::: Given data :::

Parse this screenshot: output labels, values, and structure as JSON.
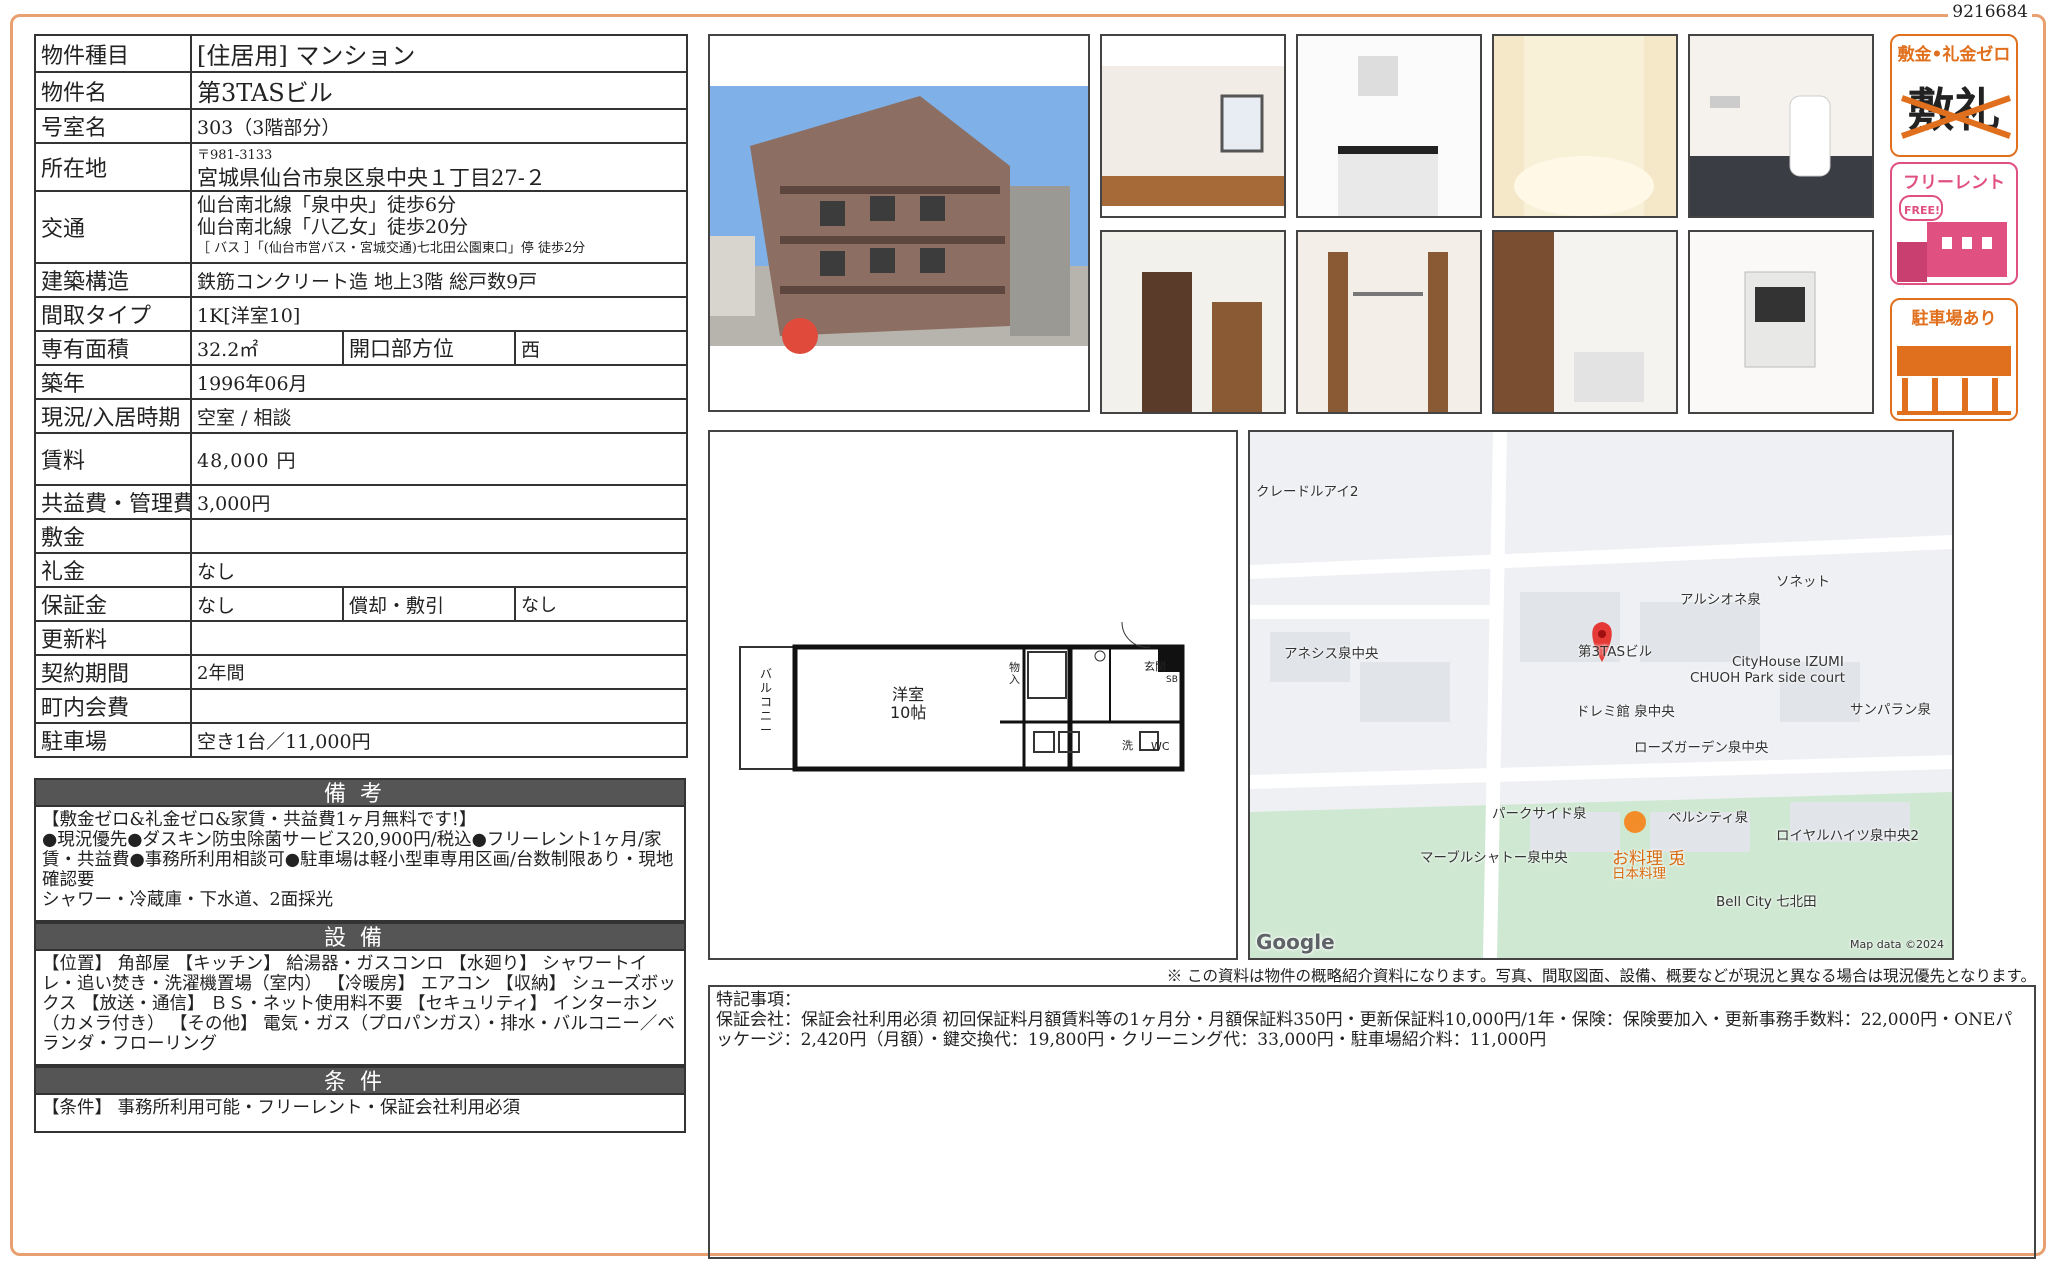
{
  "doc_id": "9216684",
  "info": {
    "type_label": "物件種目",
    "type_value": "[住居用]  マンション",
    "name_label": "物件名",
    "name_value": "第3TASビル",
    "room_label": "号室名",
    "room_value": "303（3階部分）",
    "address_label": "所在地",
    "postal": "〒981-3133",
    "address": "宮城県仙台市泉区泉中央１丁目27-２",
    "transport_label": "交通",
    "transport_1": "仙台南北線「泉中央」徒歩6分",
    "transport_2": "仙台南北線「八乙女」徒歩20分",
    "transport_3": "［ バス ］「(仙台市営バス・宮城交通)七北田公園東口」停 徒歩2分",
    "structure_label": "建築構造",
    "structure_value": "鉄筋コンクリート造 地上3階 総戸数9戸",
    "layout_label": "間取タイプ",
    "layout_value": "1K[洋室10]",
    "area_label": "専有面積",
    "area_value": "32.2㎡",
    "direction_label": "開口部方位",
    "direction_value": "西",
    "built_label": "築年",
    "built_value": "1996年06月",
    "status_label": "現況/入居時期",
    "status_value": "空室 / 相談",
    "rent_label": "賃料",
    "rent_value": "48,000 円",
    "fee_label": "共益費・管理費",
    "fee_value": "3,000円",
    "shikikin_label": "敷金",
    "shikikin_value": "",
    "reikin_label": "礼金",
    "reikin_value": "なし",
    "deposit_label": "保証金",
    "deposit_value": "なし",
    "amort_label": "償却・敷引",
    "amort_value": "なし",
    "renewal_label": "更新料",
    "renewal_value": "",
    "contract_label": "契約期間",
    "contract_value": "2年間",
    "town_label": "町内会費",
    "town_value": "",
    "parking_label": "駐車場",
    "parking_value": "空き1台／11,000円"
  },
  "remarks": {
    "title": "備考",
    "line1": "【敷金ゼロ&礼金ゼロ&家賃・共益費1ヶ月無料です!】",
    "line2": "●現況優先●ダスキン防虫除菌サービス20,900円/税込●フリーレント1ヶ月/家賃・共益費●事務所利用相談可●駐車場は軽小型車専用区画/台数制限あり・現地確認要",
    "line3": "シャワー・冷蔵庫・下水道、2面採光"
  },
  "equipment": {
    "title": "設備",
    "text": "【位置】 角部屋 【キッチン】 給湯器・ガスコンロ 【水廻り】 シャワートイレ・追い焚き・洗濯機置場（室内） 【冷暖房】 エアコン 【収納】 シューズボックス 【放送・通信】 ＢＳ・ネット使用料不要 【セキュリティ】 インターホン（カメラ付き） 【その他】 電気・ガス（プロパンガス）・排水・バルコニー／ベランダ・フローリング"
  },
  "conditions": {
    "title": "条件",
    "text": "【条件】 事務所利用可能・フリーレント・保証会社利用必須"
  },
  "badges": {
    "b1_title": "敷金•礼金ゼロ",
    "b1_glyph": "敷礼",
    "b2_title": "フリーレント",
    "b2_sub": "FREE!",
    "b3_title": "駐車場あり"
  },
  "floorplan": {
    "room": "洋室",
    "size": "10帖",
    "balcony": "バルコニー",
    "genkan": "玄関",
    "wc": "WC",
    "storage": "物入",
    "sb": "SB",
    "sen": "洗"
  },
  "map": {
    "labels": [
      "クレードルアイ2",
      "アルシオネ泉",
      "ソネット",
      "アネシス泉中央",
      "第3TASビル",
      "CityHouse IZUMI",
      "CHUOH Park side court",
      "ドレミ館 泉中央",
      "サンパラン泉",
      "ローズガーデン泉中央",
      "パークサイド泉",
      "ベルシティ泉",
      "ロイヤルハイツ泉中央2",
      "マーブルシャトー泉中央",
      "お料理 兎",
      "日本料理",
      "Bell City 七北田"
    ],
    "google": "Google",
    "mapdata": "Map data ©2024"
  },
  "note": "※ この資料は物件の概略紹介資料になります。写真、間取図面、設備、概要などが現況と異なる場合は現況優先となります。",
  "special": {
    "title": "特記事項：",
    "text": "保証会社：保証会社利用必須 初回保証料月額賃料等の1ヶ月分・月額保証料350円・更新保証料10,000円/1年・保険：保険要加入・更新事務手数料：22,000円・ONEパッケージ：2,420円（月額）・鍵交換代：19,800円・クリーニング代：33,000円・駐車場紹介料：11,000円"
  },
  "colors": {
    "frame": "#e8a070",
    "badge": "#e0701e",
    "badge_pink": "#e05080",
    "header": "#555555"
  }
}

:::

▶ [Written request] Take the records above and transcribe them exactly, dropping every picture.

▶ [Right answer]
Parse this screenshot: output labels, values, and structure as JSON.
{
  "doc_id": "9216684",
  "info": {
    "type_label": "物件種目",
    "type_value": "[住居用]  マンション",
    "name_label": "物件名",
    "name_value": "第3TASビル",
    "room_label": "号室名",
    "room_value": "303（3階部分）",
    "address_label": "所在地",
    "postal": "〒981-3133",
    "address": "宮城県仙台市泉区泉中央１丁目27-２",
    "transport_label": "交通",
    "transport_1": "仙台南北線「泉中央」徒歩6分",
    "transport_2": "仙台南北線「八乙女」徒歩20分",
    "transport_3": "［ バス ］「(仙台市営バス・宮城交通)七北田公園東口」停 徒歩2分",
    "structure_label": "建築構造",
    "structure_value": "鉄筋コンクリート造 地上3階 総戸数9戸",
    "layout_label": "間取タイプ",
    "layout_value": "1K[洋室10]",
    "area_label": "専有面積",
    "area_value": "32.2㎡",
    "direction_label": "開口部方位",
    "direction_value": "西",
    "built_label": "築年",
    "built_value": "1996年06月",
    "status_label": "現況/入居時期",
    "status_value": "空室 / 相談",
    "rent_label": "賃料",
    "rent_value": "48,000 円",
    "fee_label": "共益費・管理費",
    "fee_value": "3,000円",
    "shikikin_label": "敷金",
    "shikikin_value": "",
    "reikin_label": "礼金",
    "reikin_value": "なし",
    "deposit_label": "保証金",
    "deposit_value": "なし",
    "amort_label": "償却・敷引",
    "amort_value": "なし",
    "renewal_label": "更新料",
    "renewal_value": "",
    "contract_label": "契約期間",
    "contract_value": "2年間",
    "town_label": "町内会費",
    "town_value": "",
    "parking_label": "駐車場",
    "parking_value": "空き1台／11,000円"
  },
  "remarks": {
    "title": "備考",
    "line1": "【敷金ゼロ&礼金ゼロ&家賃・共益費1ヶ月無料です!】",
    "line2": "●現況優先●ダスキン防虫除菌サービス20,900円/税込●フリーレント1ヶ月/家賃・共益費●事務所利用相談可●駐車場は軽小型車専用区画/台数制限あり・現地確認要",
    "line3": "シャワー・冷蔵庫・下水道、2面採光"
  },
  "equipment": {
    "title": "設備",
    "text": "【位置】 角部屋 【キッチン】 給湯器・ガスコンロ 【水廻り】 シャワートイレ・追い焚き・洗濯機置場（室内） 【冷暖房】 エアコン 【収納】 シューズボックス 【放送・通信】 ＢＳ・ネット使用料不要 【セキュリティ】 インターホン（カメラ付き） 【その他】 電気・ガス（プロパンガス）・排水・バルコニー／ベランダ・フローリング"
  },
  "conditions": {
    "title": "条件",
    "text": "【条件】 事務所利用可能・フリーレント・保証会社利用必須"
  },
  "badges": {
    "b1_title": "敷金•礼金ゼロ",
    "b1_glyph": "敷礼",
    "b2_title": "フリーレント",
    "b2_sub": "FREE!",
    "b3_title": "駐車場あり"
  },
  "floorplan": {
    "room": "洋室",
    "size": "10帖",
    "balcony": "バルコニー",
    "genkan": "玄関",
    "wc": "WC",
    "storage": "物入",
    "sb": "SB",
    "sen": "洗"
  },
  "map": {
    "labels": [
      "クレードルアイ2",
      "アルシオネ泉",
      "ソネット",
      "アネシス泉中央",
      "第3TASビル",
      "CityHouse IZUMI",
      "CHUOH Park side court",
      "ドレミ館 泉中央",
      "サンパラン泉",
      "ローズガーデン泉中央",
      "パークサイド泉",
      "ベルシティ泉",
      "ロイヤルハイツ泉中央2",
      "マーブルシャトー泉中央",
      "お料理 兎",
      "日本料理",
      "Bell City 七北田"
    ],
    "google": "Google",
    "mapdata": "Map data ©2024"
  },
  "note": "※ この資料は物件の概略紹介資料になります。写真、間取図面、設備、概要などが現況と異なる場合は現況優先となります。",
  "special": {
    "title": "特記事項：",
    "text": "保証会社：保証会社利用必須 初回保証料月額賃料等の1ヶ月分・月額保証料350円・更新保証料10,000円/1年・保険：保険要加入・更新事務手数料：22,000円・ONEパッケージ：2,420円（月額）・鍵交換代：19,800円・クリーニング代：33,000円・駐車場紹介料：11,000円"
  },
  "colors": {
    "frame": "#e8a070",
    "badge": "#e0701e",
    "badge_pink": "#e05080",
    "header": "#555555"
  }
}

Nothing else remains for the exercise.